[DATA FOR THIS TASK]:
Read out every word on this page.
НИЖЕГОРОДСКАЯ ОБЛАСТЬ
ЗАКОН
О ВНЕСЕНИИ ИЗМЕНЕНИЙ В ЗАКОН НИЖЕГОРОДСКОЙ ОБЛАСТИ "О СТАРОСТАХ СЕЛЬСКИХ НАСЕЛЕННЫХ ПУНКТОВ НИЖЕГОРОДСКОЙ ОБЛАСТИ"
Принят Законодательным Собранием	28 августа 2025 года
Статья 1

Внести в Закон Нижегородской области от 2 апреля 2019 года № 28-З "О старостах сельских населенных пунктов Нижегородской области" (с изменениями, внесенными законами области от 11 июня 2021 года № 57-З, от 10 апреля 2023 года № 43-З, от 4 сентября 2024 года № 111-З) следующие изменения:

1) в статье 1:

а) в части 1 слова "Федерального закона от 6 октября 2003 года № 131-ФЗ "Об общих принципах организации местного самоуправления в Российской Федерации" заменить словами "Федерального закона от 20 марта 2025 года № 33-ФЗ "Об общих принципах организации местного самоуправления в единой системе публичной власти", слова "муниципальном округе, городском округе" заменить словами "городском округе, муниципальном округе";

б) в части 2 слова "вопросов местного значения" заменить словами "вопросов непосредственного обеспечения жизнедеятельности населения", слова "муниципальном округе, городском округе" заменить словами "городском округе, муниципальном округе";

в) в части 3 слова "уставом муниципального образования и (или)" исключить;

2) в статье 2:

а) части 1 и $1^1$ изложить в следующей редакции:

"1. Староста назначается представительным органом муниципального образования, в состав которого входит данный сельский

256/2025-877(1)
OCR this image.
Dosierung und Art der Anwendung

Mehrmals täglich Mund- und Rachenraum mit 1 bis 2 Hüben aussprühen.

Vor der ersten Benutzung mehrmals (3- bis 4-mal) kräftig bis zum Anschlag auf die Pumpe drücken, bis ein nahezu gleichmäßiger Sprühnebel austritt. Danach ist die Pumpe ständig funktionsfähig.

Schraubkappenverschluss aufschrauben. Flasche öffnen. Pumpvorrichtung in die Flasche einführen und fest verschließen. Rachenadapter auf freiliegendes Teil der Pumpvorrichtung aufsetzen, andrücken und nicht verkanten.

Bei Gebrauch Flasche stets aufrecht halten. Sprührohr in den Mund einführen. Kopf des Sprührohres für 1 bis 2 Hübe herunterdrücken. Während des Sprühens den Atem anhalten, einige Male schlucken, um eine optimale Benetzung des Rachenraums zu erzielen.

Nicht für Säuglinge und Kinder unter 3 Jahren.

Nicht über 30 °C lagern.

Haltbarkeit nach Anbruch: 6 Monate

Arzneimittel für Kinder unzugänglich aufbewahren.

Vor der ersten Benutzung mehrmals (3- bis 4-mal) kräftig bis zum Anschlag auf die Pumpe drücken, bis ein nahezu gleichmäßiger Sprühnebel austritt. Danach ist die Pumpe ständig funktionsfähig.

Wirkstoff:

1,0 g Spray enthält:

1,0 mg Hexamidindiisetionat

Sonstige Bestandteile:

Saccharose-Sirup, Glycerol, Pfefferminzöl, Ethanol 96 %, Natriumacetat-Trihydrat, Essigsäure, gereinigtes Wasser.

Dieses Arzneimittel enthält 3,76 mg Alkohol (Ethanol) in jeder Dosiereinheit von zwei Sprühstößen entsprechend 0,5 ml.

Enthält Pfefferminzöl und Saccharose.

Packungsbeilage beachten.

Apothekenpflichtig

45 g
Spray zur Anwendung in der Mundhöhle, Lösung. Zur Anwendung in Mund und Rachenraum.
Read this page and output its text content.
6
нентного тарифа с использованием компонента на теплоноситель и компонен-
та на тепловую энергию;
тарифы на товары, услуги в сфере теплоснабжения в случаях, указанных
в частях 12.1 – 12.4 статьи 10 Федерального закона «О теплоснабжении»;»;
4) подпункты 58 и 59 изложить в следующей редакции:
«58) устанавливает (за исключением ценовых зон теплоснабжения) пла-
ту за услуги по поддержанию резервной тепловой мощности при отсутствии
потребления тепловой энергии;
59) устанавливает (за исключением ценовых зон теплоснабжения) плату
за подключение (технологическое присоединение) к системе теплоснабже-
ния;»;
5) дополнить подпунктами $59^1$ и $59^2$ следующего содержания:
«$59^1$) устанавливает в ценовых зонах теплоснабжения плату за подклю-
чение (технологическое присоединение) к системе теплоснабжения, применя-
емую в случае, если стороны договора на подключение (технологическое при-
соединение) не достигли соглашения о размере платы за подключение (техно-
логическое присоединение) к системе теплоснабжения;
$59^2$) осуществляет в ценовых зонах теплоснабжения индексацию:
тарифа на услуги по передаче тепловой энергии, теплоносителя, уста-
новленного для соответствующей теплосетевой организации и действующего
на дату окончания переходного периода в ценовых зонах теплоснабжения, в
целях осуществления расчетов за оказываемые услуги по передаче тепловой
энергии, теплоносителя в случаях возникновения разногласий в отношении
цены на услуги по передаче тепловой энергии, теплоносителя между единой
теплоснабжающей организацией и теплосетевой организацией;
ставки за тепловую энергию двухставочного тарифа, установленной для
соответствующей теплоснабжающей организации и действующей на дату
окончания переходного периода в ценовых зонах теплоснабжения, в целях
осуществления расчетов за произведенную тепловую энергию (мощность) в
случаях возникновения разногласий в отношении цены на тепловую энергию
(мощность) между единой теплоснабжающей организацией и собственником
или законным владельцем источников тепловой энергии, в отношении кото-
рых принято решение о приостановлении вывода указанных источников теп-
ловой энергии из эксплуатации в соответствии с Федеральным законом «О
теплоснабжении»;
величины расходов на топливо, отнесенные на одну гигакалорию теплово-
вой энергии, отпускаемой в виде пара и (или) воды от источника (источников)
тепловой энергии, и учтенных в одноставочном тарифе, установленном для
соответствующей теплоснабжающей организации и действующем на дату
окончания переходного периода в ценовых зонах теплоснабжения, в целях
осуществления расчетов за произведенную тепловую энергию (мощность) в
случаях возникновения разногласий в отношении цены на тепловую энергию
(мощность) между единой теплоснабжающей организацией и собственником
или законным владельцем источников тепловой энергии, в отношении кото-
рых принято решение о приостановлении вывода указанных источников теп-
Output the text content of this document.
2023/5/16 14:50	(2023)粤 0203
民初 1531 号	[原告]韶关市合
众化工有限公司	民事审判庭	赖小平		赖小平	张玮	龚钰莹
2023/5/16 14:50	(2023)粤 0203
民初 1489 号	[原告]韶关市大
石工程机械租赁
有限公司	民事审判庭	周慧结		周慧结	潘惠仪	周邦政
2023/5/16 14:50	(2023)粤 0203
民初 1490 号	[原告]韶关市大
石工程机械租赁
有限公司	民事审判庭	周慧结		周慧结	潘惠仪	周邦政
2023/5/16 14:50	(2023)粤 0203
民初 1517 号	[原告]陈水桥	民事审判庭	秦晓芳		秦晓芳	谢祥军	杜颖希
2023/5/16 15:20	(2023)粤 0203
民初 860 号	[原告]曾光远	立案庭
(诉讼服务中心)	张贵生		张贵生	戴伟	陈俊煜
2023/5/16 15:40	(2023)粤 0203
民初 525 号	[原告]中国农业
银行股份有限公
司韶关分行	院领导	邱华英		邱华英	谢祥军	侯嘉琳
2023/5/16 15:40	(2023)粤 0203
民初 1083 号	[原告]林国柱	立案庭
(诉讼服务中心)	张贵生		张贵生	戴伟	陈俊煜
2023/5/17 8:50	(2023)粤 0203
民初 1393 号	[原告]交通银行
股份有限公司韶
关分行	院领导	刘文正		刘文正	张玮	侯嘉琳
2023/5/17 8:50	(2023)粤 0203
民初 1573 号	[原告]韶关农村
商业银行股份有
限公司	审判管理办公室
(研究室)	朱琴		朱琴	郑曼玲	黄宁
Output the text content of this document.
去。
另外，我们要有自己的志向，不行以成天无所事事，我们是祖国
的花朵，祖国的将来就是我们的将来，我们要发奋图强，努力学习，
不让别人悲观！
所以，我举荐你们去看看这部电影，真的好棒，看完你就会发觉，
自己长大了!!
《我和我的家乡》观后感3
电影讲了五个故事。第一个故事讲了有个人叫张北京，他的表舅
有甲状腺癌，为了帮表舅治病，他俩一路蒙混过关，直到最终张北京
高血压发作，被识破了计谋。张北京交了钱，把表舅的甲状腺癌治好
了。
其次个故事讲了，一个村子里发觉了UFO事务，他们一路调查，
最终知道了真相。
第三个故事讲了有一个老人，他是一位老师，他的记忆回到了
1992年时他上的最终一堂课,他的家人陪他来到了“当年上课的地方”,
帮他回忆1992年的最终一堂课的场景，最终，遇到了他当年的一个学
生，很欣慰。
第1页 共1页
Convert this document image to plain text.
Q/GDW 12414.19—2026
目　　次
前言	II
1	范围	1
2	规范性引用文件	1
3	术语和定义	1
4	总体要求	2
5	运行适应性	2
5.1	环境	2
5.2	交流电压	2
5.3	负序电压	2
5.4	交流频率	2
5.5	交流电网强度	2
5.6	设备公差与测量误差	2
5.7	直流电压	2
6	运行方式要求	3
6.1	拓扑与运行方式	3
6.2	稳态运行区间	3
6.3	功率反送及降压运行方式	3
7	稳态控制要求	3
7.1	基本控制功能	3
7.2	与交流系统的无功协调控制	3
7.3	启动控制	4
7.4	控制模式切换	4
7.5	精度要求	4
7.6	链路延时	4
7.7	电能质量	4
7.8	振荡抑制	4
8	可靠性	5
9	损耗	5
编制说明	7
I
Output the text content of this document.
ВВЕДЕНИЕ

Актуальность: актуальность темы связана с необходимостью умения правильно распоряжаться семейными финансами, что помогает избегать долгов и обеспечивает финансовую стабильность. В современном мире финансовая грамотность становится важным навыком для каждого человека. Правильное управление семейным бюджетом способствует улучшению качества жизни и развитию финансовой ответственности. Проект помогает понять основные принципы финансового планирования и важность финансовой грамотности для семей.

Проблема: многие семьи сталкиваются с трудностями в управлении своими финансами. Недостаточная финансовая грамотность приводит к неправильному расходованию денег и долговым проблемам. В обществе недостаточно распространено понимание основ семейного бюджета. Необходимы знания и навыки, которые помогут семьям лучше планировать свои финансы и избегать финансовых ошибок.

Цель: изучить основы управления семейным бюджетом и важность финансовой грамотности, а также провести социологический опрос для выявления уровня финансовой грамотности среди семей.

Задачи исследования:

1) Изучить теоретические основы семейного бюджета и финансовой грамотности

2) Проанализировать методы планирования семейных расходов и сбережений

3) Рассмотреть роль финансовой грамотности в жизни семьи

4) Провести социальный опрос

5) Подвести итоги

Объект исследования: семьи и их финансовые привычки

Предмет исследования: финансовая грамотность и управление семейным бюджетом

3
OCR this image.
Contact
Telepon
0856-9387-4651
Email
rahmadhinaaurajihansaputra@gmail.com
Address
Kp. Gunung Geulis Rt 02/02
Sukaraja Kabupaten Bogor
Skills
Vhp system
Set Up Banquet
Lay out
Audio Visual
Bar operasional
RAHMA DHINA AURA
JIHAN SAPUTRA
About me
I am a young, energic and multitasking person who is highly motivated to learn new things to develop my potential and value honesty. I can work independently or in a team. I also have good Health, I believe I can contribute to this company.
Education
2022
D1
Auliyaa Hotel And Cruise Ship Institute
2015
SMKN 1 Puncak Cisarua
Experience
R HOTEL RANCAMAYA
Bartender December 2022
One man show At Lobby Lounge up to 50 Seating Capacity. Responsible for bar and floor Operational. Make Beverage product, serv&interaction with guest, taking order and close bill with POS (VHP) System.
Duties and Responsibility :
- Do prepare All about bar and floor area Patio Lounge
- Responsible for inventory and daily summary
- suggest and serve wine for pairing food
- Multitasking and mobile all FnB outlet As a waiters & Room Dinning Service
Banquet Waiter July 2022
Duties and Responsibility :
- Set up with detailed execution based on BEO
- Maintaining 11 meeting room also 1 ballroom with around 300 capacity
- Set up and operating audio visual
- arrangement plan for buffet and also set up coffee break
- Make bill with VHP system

[STATED GOAL]: Copy, from the material above, each line in which the string "Spray" occurs.

[CORRECT OUTPUT]:
1,0 g Spray enthält:
Spray zur Anwendung in der Mundhöhle, Lösung. Zur Anwendung in Mund und Rachenraum.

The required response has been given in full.